_Data:_
==========

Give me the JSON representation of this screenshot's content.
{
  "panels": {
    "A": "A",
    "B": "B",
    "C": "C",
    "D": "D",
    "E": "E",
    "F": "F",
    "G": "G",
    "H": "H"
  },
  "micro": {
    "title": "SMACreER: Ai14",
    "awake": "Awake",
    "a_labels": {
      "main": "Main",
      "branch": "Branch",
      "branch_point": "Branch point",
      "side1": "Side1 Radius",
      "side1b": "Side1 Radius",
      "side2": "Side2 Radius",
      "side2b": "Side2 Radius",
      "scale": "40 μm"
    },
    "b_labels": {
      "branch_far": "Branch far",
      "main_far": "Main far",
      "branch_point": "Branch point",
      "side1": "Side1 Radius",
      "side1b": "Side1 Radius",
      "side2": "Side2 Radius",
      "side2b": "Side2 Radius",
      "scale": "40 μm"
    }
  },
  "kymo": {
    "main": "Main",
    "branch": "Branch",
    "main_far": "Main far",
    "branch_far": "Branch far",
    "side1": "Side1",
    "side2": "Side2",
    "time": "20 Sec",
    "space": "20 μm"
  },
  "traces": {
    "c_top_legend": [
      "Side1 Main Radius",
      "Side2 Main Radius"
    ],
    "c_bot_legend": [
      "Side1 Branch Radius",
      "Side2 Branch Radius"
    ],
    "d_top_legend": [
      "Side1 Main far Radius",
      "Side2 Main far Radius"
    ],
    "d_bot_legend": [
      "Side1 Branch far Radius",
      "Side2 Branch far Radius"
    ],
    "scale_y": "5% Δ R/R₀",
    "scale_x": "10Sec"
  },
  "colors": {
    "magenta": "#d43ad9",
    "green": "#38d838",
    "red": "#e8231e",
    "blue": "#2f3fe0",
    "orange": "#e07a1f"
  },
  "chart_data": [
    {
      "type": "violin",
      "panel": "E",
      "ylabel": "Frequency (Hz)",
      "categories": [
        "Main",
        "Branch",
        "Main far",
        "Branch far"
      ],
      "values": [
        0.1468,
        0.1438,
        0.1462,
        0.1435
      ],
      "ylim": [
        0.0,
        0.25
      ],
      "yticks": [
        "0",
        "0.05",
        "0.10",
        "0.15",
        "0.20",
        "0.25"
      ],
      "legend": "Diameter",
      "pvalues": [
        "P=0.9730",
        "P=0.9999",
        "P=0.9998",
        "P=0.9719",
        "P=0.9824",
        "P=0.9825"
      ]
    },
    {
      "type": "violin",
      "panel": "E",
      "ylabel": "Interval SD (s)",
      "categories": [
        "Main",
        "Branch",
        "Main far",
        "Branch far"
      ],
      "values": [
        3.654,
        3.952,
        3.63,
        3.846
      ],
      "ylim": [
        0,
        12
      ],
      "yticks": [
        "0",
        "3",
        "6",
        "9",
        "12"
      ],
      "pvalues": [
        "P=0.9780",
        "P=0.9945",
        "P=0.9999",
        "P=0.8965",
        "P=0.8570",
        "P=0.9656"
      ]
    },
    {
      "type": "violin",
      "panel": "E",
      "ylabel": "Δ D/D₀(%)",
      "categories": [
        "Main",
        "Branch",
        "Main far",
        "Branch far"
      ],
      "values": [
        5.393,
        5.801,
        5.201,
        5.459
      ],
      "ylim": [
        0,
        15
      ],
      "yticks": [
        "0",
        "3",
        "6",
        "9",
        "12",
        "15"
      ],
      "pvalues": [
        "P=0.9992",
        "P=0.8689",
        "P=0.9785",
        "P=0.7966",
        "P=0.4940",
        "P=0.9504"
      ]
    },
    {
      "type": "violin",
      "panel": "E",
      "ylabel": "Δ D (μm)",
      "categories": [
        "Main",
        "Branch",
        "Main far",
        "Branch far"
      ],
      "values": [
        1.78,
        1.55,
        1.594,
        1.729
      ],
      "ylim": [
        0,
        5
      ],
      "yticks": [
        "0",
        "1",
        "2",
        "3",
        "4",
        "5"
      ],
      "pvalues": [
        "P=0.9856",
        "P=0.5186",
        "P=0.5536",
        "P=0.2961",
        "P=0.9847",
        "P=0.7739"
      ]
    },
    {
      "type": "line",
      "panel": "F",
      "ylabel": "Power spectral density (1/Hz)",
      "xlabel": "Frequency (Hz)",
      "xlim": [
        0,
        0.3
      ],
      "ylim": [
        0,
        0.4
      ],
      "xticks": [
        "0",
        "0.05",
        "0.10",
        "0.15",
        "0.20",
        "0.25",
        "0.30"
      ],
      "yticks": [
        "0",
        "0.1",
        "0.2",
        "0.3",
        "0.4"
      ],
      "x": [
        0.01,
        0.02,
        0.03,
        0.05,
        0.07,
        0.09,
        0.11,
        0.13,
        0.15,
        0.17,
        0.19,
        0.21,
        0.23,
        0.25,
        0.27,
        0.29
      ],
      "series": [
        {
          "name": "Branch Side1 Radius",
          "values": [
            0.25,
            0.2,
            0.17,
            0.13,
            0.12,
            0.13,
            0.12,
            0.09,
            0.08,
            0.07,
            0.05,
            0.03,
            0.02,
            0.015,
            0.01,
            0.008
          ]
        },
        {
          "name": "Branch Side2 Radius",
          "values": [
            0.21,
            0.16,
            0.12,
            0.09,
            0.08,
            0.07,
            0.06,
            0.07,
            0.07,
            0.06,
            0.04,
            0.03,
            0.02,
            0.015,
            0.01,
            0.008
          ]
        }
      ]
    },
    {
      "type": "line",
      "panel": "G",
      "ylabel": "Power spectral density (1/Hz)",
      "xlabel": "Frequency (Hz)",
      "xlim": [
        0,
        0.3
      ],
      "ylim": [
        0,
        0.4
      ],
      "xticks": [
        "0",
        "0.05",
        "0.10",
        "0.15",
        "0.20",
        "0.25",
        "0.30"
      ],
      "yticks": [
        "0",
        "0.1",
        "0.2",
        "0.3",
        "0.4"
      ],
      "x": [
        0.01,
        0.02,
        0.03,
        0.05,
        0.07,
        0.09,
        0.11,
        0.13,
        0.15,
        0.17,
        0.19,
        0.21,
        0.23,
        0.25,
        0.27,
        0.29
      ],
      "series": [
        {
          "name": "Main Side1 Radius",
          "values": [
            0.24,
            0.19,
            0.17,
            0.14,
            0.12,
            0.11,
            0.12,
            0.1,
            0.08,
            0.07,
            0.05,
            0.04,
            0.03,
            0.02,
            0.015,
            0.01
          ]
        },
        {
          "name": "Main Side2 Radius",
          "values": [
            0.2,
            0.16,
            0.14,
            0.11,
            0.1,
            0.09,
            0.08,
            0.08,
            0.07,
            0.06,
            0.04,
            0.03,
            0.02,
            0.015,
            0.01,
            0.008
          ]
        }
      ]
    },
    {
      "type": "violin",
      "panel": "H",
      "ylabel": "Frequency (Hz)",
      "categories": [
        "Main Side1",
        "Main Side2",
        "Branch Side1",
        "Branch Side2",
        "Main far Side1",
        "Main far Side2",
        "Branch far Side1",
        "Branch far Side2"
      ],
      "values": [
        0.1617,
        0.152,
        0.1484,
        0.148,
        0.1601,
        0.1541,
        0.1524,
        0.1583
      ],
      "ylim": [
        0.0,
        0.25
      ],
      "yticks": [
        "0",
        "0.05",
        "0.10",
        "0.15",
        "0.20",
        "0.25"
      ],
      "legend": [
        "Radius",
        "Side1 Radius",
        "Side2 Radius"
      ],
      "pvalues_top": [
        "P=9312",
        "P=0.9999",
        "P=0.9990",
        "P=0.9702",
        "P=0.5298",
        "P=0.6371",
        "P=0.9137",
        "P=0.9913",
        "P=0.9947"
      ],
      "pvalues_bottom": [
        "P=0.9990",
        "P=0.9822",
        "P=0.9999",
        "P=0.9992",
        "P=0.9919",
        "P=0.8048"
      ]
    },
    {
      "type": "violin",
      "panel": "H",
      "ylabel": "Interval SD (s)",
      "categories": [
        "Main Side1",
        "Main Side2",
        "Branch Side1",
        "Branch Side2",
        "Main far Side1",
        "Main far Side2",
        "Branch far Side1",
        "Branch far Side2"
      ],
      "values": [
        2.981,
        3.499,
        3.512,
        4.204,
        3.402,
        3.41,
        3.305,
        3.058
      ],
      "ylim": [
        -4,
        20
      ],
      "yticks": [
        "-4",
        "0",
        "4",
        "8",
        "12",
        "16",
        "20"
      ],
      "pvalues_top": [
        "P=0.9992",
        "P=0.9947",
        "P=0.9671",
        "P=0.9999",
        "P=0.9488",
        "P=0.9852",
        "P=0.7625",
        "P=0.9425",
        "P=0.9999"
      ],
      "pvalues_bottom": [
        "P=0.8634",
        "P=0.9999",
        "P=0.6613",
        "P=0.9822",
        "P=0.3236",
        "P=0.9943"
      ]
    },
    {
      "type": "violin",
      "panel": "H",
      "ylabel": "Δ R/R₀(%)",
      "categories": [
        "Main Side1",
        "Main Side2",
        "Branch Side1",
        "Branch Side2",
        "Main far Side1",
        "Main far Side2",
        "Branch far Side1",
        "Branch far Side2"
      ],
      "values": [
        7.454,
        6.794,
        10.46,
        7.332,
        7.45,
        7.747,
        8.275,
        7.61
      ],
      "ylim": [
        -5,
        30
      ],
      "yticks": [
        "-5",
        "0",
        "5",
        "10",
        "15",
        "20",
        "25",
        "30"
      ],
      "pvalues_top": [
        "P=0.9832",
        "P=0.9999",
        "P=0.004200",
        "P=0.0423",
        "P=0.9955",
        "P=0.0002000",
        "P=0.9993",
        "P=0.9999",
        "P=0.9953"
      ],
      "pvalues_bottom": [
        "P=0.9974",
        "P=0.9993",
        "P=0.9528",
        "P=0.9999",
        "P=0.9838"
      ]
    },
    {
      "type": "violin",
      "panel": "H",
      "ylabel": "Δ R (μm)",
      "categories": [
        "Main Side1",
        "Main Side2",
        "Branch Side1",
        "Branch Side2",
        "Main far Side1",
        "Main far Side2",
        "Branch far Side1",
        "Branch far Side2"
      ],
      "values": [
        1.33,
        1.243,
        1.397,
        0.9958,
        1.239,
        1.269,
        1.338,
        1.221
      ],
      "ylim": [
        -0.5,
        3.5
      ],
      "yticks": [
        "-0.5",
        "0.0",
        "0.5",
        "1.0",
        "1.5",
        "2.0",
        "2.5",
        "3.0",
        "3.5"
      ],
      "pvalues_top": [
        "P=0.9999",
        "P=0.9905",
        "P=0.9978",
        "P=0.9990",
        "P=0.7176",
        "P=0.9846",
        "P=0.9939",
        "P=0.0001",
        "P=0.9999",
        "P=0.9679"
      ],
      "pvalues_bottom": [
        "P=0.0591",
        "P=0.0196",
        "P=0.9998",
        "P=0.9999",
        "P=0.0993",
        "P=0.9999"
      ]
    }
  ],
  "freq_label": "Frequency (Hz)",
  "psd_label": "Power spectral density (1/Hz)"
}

==========

_Task statement:_ Take every line above carrying "ylabel" and return it.

_Problem solution:_
      "ylabel": "Frequency (Hz)",
      "ylabel": "Interval SD (s)",
      "ylabel": "Δ D/D₀(%)",
      "ylabel": "Δ D (μm)",
      "ylabel": "Power spectral density (1/Hz)",
      "ylabel": "Power spectral density (1/Hz)",
      "ylabel": "Frequency (Hz)",
      "ylabel": "Interval SD (s)",
      "ylabel": "Δ R/R₀(%)",
      "ylabel": "Δ R (μm)",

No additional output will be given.